* _DATA IN THIS EXERCISE_:
● ● ●
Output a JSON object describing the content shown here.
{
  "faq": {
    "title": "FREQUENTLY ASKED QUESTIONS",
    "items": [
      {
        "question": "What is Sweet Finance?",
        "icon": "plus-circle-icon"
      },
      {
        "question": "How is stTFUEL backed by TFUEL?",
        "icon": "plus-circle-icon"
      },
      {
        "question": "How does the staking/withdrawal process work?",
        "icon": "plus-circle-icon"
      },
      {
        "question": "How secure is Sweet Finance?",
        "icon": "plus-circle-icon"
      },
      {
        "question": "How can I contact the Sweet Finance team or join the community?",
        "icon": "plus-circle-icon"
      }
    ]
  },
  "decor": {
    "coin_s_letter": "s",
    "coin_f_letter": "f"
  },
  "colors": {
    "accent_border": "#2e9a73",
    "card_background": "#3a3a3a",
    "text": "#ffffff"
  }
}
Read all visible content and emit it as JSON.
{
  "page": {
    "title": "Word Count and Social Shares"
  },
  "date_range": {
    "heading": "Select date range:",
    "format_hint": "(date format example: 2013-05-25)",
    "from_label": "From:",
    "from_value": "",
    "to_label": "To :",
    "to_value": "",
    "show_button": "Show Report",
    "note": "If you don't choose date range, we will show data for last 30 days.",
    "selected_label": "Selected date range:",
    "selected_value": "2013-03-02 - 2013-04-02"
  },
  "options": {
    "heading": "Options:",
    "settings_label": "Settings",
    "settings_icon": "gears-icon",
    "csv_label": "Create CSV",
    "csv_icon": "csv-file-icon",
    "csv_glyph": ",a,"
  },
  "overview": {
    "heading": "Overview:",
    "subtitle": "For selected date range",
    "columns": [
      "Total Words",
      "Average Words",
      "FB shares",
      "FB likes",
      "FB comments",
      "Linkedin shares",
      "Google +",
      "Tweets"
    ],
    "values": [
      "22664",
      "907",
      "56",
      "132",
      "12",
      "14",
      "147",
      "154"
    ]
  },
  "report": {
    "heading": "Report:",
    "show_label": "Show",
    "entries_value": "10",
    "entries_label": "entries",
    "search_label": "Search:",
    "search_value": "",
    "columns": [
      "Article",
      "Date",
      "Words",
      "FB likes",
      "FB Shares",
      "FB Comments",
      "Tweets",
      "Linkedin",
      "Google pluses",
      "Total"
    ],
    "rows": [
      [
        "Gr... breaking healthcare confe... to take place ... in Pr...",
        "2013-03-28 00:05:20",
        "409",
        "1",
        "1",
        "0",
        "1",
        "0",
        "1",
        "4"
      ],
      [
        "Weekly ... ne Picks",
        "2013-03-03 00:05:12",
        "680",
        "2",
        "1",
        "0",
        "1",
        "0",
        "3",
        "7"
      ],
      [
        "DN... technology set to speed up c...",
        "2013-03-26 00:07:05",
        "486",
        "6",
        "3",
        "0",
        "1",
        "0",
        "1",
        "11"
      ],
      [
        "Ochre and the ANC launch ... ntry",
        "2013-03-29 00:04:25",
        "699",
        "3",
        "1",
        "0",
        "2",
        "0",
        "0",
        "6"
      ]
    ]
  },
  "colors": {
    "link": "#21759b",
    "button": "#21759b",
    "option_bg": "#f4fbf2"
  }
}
● ● ●
* _WHAT YOU ARE ASKED TO DO_: Each of the records should be retyped exactly.

* _RESPONSE_:
Output a JSON object describing the content shown here.
{
  "faq": {
    "title": "FREQUENTLY ASKED QUESTIONS",
    "items": [
      {
        "question": "What is Sweet Finance?",
        "icon": "plus-circle-icon"
      },
      {
        "question": "How is stTFUEL backed by TFUEL?",
        "icon": "plus-circle-icon"
      },
      {
        "question": "How does the staking/withdrawal process work?",
        "icon": "plus-circle-icon"
      },
      {
        "question": "How secure is Sweet Finance?",
        "icon": "plus-circle-icon"
      },
      {
        "question": "How can I contact the Sweet Finance team or join the community?",
        "icon": "plus-circle-icon"
      }
    ]
  },
  "decor": {
    "coin_s_letter": "s",
    "coin_f_letter": "f"
  },
  "colors": {
    "accent_border": "#2e9a73",
    "card_background": "#3a3a3a",
    "text": "#ffffff"
  }
}
Read all visible content and emit it as JSON.
{
  "page": {
    "title": "Word Count and Social Shares"
  },
  "date_range": {
    "heading": "Select date range:",
    "format_hint": "(date format example: 2013-05-25)",
    "from_label": "From:",
    "from_value": "",
    "to_label": "To :",
    "to_value": "",
    "show_button": "Show Report",
    "note": "If you don't choose date range, we will show data for last 30 days.",
    "selected_label": "Selected date range:",
    "selected_value": "2013-03-02 - 2013-04-02"
  },
  "options": {
    "heading": "Options:",
    "settings_label": "Settings",
    "settings_icon": "gears-icon",
    "csv_label": "Create CSV",
    "csv_icon": "csv-file-icon",
    "csv_glyph": ",a,"
  },
  "overview": {
    "heading": "Overview:",
    "subtitle": "For selected date range",
    "columns": [
      "Total Words",
      "Average Words",
      "FB shares",
      "FB likes",
      "FB comments",
      "Linkedin shares",
      "Google +",
      "Tweets"
    ],
    "values": [
      "22664",
      "907",
      "56",
      "132",
      "12",
      "14",
      "147",
      "154"
    ]
  },
  "report": {
    "heading": "Report:",
    "show_label": "Show",
    "entries_value": "10",
    "entries_label": "entries",
    "search_label": "Search:",
    "search_value": "",
    "columns": [
      "Article",
      "Date",
      "Words",
      "FB likes",
      "FB Shares",
      "FB Comments",
      "Tweets",
      "Linkedin",
      "Google pluses",
      "Total"
    ],
    "rows": [
      [
        "Gr... breaking healthcare confe... to take place ... in Pr...",
        "2013-03-28 00:05:20",
        "409",
        "1",
        "1",
        "0",
        "1",
        "0",
        "1",
        "4"
      ],
      [
        "Weekly ... ne Picks",
        "2013-03-03 00:05:12",
        "680",
        "2",
        "1",
        "0",
        "1",
        "0",
        "3",
        "7"
      ],
      [
        "DN... technology set to speed up c...",
        "2013-03-26 00:07:05",
        "486",
        "6",
        "3",
        "0",
        "1",
        "0",
        "1",
        "11"
      ],
      [
        "Ochre and the ANC launch ... ntry",
        "2013-03-29 00:04:25",
        "699",
        "3",
        "1",
        "0",
        "2",
        "0",
        "0",
        "6"
      ]
    ]
  },
  "colors": {
    "link": "#21759b",
    "button": "#21759b",
    "option_bg": "#f4fbf2"
  }
}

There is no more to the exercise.